Write out every line of the listing below exactly as it appears, leaving out the pictures.

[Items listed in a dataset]
:::::

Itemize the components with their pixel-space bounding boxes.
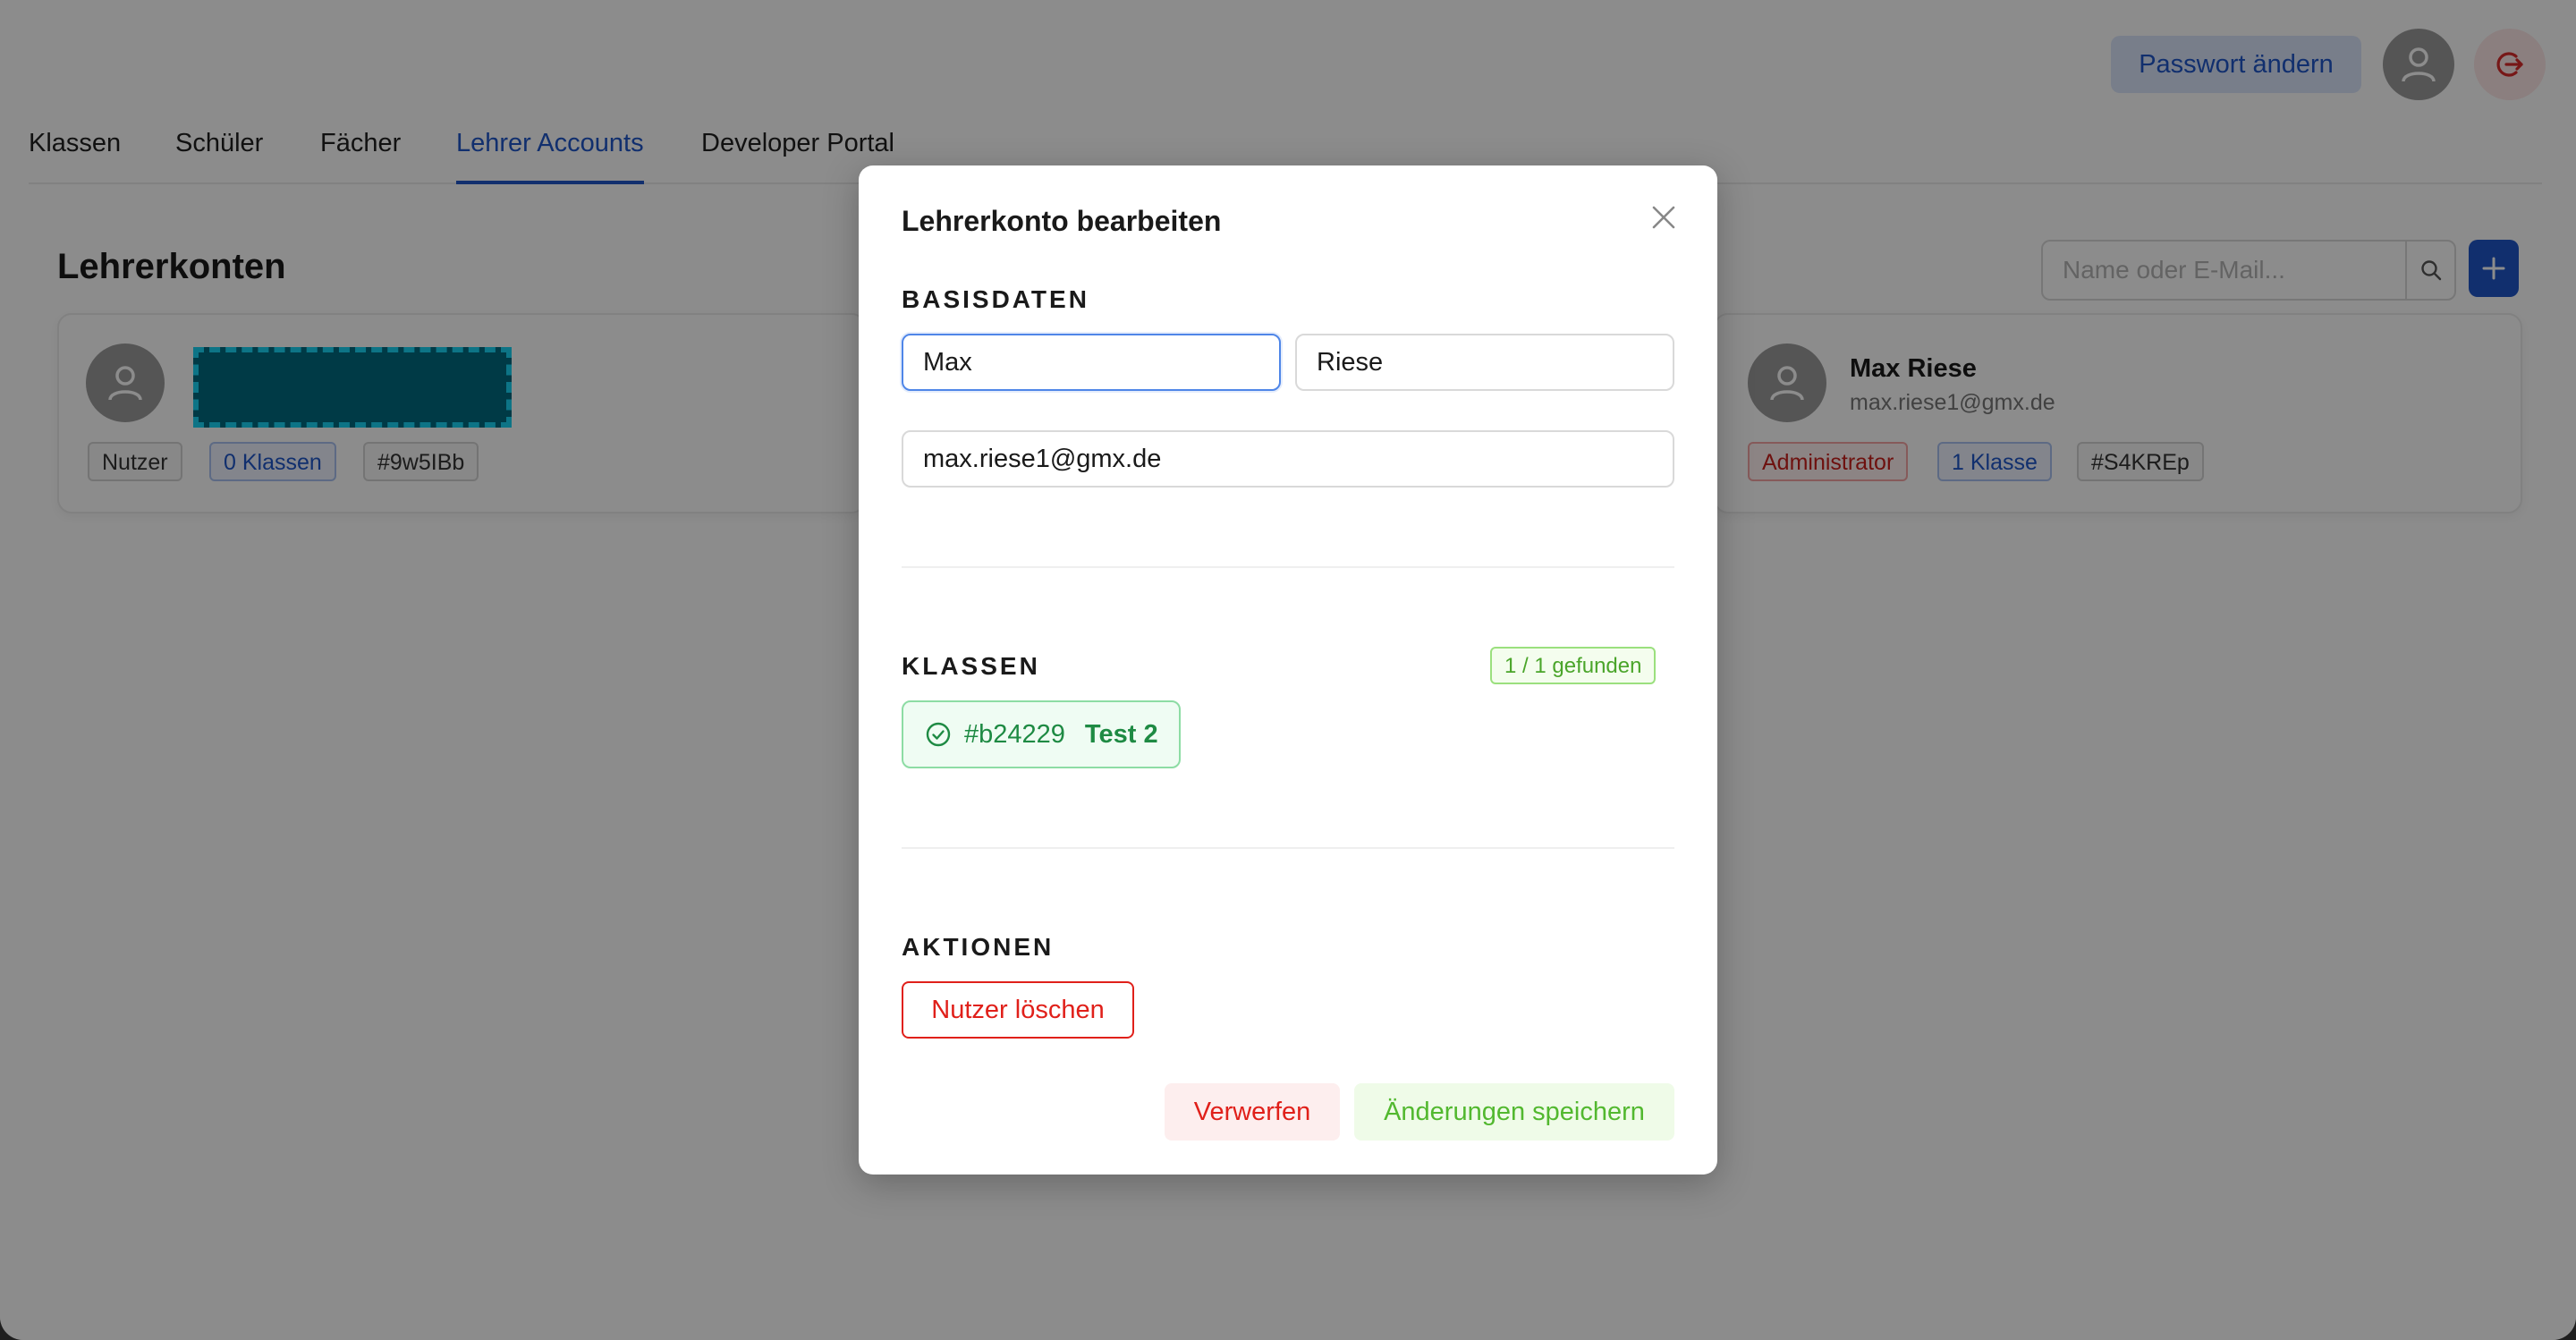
last-name-field[interactable] <box>1295 334 1674 391</box>
email-input[interactable] <box>903 432 1673 486</box>
save-changes-button[interactable]: Änderungen speichern <box>1354 1083 1674 1141</box>
discard-button[interactable]: Verwerfen <box>1165 1083 1340 1141</box>
first-name-field[interactable] <box>902 334 1281 391</box>
class-chip[interactable]: #b24229 Test 2 <box>902 700 1181 768</box>
edit-teacher-dialog: Lehrerkonto bearbeiten BASISDATEN KLASSE… <box>859 165 1717 1175</box>
email-field[interactable] <box>902 430 1674 488</box>
delete-user-button[interactable]: Nutzer löschen <box>902 981 1134 1039</box>
found-count-badge: 1 / 1 gefunden <box>1490 647 1657 684</box>
close-icon <box>1652 206 1675 229</box>
check-circle-icon <box>926 722 951 747</box>
last-name-input[interactable] <box>1297 335 1673 389</box>
close-button[interactable] <box>1646 199 1682 235</box>
divider <box>902 566 1674 568</box>
divider <box>902 847 1674 849</box>
class-id: #b24229 <box>964 719 1065 749</box>
app-window: Passwort ändern Klassen Schüler Fächer L… <box>0 0 2576 1340</box>
section-basisdaten: BASISDATEN <box>902 285 1089 313</box>
class-name: Test 2 <box>1084 719 1158 749</box>
section-aktionen: AKTIONEN <box>902 933 1055 961</box>
section-klassen: KLASSEN <box>902 652 1040 680</box>
first-name-input[interactable] <box>903 335 1279 389</box>
dialog-title: Lehrerkonto bearbeiten <box>902 205 1222 237</box>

:::::

* _Output of the task_
Itemize the components with their pixel-space bounding boxes.
last-name-field[interactable] <box>1295 334 1674 391</box>
email-input[interactable] <box>903 432 1673 486</box>
save-changes-button[interactable]: Änderungen speichern <box>1354 1083 1674 1141</box>
discard-button[interactable]: Verwerfen <box>1165 1083 1340 1141</box>
first-name-field[interactable] <box>902 334 1281 391</box>
class-chip[interactable]: #b24229 Test 2 <box>902 700 1181 768</box>
edit-teacher-dialog: Lehrerkonto bearbeiten BASISDATEN KLASSE… <box>859 165 1717 1175</box>
email-field[interactable] <box>902 430 1674 488</box>
delete-user-button[interactable]: Nutzer löschen <box>902 981 1134 1039</box>
found-count-badge: 1 / 1 gefunden <box>1490 647 1657 684</box>
close-icon <box>1652 206 1675 229</box>
check-circle-icon <box>926 722 951 747</box>
last-name-input[interactable] <box>1297 335 1673 389</box>
close-button[interactable] <box>1646 199 1682 235</box>
divider <box>902 566 1674 568</box>
divider <box>902 847 1674 849</box>
class-id: #b24229 <box>964 719 1065 749</box>
app-window: Passwort ändern Klassen Schüler Fächer L… <box>0 0 2576 1340</box>
section-basisdaten: BASISDATEN <box>902 285 1089 313</box>
class-name: Test 2 <box>1084 719 1158 749</box>
section-aktionen: AKTIONEN <box>902 933 1055 961</box>
section-klassen: KLASSEN <box>902 652 1040 680</box>
first-name-input[interactable] <box>903 335 1279 389</box>
dialog-title: Lehrerkonto bearbeiten <box>902 205 1222 237</box>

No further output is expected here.